Dataset entries

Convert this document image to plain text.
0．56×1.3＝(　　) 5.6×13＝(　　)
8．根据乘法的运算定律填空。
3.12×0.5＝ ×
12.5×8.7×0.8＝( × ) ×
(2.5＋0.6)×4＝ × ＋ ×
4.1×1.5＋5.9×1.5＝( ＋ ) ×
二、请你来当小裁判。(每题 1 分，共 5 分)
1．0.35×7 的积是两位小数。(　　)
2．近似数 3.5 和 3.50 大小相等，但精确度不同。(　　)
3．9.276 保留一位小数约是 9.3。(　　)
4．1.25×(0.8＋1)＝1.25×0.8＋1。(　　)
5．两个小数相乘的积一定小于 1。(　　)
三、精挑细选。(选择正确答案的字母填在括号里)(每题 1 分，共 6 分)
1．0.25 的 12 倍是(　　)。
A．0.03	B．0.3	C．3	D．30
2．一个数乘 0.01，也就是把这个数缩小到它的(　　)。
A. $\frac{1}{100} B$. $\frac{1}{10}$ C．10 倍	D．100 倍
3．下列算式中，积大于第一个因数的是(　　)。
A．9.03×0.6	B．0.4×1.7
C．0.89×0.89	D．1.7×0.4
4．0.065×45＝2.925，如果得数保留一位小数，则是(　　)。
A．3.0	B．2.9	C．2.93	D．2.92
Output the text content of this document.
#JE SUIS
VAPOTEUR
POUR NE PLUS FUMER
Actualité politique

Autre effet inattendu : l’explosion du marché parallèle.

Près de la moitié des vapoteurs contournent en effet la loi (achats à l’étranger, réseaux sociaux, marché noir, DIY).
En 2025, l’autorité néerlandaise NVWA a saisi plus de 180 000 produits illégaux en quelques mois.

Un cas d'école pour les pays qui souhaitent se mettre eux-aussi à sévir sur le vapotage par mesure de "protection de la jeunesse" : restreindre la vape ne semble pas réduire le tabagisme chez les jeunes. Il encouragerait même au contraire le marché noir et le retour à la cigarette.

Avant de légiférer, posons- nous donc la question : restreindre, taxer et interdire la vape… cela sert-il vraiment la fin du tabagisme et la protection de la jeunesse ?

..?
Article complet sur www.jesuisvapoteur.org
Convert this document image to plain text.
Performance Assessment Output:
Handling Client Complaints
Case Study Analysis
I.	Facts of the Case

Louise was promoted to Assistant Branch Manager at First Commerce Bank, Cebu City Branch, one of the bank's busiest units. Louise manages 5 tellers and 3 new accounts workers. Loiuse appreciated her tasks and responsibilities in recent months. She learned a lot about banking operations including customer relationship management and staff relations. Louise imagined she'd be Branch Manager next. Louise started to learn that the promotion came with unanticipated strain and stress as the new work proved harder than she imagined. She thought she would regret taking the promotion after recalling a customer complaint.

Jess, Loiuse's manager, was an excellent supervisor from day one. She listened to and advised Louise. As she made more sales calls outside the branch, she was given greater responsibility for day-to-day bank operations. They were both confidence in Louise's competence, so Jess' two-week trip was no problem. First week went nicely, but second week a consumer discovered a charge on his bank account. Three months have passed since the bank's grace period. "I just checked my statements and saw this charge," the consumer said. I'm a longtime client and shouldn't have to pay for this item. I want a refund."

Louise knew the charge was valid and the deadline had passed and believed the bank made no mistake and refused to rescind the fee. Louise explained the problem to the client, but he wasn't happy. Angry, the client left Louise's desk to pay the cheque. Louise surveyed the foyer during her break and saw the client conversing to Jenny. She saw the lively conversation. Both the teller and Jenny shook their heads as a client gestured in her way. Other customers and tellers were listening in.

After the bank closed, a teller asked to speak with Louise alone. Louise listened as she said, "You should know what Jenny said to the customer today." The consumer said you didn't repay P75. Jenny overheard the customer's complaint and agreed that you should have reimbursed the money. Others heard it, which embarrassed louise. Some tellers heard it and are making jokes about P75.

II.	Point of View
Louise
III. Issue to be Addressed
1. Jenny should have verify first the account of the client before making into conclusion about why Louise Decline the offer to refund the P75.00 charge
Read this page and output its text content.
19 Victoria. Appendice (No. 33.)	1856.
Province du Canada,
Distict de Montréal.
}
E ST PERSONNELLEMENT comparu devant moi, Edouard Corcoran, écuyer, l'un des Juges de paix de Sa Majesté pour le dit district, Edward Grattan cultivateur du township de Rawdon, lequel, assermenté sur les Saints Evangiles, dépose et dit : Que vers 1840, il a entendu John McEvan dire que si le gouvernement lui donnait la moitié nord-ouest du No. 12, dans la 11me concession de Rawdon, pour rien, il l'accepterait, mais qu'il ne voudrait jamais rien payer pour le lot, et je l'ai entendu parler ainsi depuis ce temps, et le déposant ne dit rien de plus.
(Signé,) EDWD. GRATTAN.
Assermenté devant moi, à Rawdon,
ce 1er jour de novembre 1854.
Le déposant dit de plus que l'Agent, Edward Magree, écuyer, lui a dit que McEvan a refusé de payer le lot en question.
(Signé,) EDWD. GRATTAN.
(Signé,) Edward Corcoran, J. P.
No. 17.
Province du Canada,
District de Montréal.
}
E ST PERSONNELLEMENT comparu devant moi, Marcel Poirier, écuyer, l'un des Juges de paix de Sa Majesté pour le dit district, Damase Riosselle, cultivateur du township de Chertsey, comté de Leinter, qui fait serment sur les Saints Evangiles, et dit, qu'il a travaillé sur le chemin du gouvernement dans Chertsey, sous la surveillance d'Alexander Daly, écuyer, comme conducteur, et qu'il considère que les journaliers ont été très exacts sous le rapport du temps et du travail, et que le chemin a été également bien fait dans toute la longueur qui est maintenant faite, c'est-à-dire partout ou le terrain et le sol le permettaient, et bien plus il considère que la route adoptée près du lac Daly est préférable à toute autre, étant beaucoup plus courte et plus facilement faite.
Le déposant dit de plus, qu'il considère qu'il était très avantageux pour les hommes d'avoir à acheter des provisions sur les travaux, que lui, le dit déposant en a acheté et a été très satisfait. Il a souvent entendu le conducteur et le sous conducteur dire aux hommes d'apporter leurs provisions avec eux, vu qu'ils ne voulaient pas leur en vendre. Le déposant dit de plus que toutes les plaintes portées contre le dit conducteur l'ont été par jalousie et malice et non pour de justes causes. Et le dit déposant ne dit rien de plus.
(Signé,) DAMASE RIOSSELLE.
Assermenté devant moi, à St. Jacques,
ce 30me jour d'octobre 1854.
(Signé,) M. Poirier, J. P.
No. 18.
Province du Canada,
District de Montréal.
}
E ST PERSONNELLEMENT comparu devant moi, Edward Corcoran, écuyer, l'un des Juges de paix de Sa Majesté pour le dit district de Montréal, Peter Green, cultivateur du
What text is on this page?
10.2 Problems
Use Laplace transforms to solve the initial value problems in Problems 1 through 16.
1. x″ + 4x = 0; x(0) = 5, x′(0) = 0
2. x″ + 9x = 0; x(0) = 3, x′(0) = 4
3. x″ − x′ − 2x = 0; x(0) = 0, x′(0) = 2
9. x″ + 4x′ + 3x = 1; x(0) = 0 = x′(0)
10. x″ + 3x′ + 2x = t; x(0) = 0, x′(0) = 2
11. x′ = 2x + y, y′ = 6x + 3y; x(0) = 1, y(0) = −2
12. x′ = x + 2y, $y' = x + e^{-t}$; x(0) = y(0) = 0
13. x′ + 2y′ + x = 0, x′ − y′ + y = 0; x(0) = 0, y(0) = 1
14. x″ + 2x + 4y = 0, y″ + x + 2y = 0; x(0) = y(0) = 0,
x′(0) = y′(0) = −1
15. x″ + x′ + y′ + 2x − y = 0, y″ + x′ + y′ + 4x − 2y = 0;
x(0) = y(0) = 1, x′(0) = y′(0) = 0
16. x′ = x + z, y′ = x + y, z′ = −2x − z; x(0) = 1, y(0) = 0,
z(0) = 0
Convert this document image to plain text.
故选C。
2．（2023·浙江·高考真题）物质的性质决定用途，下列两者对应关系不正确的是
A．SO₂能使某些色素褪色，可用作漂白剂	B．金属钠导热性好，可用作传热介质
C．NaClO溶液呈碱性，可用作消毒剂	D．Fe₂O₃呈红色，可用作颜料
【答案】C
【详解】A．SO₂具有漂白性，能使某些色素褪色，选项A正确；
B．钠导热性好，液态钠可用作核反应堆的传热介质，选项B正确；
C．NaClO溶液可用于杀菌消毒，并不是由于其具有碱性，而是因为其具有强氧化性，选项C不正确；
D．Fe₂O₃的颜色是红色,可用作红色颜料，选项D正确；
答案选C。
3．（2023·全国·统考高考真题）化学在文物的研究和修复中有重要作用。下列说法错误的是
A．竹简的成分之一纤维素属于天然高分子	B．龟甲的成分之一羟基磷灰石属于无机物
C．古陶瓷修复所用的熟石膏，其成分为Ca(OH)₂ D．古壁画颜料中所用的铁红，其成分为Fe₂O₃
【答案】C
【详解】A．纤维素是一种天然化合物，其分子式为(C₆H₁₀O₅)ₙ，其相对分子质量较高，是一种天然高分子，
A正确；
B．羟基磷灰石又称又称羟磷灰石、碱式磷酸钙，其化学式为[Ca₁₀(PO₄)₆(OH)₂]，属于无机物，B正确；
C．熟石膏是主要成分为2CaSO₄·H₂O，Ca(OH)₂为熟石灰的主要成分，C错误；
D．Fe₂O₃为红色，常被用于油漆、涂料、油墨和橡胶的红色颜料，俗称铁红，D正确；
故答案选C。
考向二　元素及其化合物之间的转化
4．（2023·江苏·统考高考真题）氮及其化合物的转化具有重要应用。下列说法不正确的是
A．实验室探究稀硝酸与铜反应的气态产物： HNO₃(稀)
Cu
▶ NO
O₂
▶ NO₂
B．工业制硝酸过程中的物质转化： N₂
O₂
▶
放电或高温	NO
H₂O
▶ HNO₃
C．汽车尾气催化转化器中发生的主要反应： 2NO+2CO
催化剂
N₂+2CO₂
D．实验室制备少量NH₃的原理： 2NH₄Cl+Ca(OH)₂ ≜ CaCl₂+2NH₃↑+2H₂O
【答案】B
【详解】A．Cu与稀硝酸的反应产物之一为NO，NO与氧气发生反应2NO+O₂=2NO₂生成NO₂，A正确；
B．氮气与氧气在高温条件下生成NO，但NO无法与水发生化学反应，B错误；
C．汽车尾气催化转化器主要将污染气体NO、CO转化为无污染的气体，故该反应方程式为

GOAL =>
Pick out every line holding the string "Problems" and return it.

FINAL RESULT =>
10.2 Problems
Use Laplace transforms to solve the initial value problems in Problems 1 through 16.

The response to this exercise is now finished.